__OBJECTIVE__
Search the listing below for "What". Copy each matching line.

__SUPPLIED DATA__
________

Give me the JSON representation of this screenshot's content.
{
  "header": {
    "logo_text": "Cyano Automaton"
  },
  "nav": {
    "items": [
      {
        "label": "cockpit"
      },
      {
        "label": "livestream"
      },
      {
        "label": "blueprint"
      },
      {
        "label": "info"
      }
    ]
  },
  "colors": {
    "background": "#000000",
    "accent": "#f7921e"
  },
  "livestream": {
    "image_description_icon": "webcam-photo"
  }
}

________

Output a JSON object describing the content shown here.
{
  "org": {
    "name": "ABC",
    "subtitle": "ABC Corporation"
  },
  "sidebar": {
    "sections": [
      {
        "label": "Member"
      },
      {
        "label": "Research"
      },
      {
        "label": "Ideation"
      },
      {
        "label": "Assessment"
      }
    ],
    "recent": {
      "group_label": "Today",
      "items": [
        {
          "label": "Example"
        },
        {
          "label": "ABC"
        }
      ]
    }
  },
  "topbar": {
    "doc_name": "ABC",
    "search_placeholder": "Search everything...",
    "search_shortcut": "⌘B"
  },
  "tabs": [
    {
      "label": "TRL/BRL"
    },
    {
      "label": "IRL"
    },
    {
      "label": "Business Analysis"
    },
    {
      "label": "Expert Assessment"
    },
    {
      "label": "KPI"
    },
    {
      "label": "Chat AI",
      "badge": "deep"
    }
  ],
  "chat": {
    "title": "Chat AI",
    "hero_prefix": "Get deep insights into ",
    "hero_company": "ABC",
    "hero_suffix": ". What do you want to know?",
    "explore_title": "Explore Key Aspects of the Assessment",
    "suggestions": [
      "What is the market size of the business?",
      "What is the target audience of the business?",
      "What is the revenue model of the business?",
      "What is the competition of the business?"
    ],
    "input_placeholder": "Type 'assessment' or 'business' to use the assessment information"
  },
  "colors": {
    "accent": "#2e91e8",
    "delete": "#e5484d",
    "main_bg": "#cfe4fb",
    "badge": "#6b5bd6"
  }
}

________

__THE COMPLETED TASK__
    "hero_suffix": ". What do you want to know?",
      "What is the market size of the business?",
      "What is the target audience of the business?",
      "What is the revenue model of the business?",
      "What is the competition of the business?"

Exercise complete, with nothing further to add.